Each line of the listing that contains the word "Adds" is to be copied.

Stored entries:
— begin —
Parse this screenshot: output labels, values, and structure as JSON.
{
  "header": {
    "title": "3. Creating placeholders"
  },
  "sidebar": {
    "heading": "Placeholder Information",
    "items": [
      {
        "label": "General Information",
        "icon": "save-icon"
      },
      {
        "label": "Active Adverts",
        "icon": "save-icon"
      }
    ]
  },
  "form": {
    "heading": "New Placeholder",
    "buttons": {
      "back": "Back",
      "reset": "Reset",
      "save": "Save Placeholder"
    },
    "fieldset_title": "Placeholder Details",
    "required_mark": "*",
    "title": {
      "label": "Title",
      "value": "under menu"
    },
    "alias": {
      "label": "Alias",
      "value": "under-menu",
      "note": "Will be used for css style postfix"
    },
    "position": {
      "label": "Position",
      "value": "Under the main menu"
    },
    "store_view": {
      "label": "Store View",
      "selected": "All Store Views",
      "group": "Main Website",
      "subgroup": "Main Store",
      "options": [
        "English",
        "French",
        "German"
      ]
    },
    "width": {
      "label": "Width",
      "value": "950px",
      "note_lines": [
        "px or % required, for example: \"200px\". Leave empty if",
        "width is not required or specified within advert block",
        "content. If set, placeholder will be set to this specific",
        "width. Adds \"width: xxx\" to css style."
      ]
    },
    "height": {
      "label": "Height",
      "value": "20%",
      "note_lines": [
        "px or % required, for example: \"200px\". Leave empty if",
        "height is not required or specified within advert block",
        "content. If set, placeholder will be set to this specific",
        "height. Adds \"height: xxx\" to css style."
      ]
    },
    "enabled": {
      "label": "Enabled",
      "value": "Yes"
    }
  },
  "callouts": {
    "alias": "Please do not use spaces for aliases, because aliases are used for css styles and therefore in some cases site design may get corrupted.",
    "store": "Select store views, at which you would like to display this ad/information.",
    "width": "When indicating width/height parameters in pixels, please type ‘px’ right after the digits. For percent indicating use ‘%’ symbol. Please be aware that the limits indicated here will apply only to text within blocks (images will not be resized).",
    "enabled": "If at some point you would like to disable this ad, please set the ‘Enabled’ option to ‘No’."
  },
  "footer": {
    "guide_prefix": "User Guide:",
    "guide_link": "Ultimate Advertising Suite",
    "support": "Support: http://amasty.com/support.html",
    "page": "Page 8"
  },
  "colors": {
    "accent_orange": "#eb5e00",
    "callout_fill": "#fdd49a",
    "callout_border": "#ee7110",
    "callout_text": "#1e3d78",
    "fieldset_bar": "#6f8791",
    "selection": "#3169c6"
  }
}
— end —
▶ [Written solution]:
        "width. Adds \"width: xxx\" to css style."
        "height. Adds \"height: xxx\" to css style."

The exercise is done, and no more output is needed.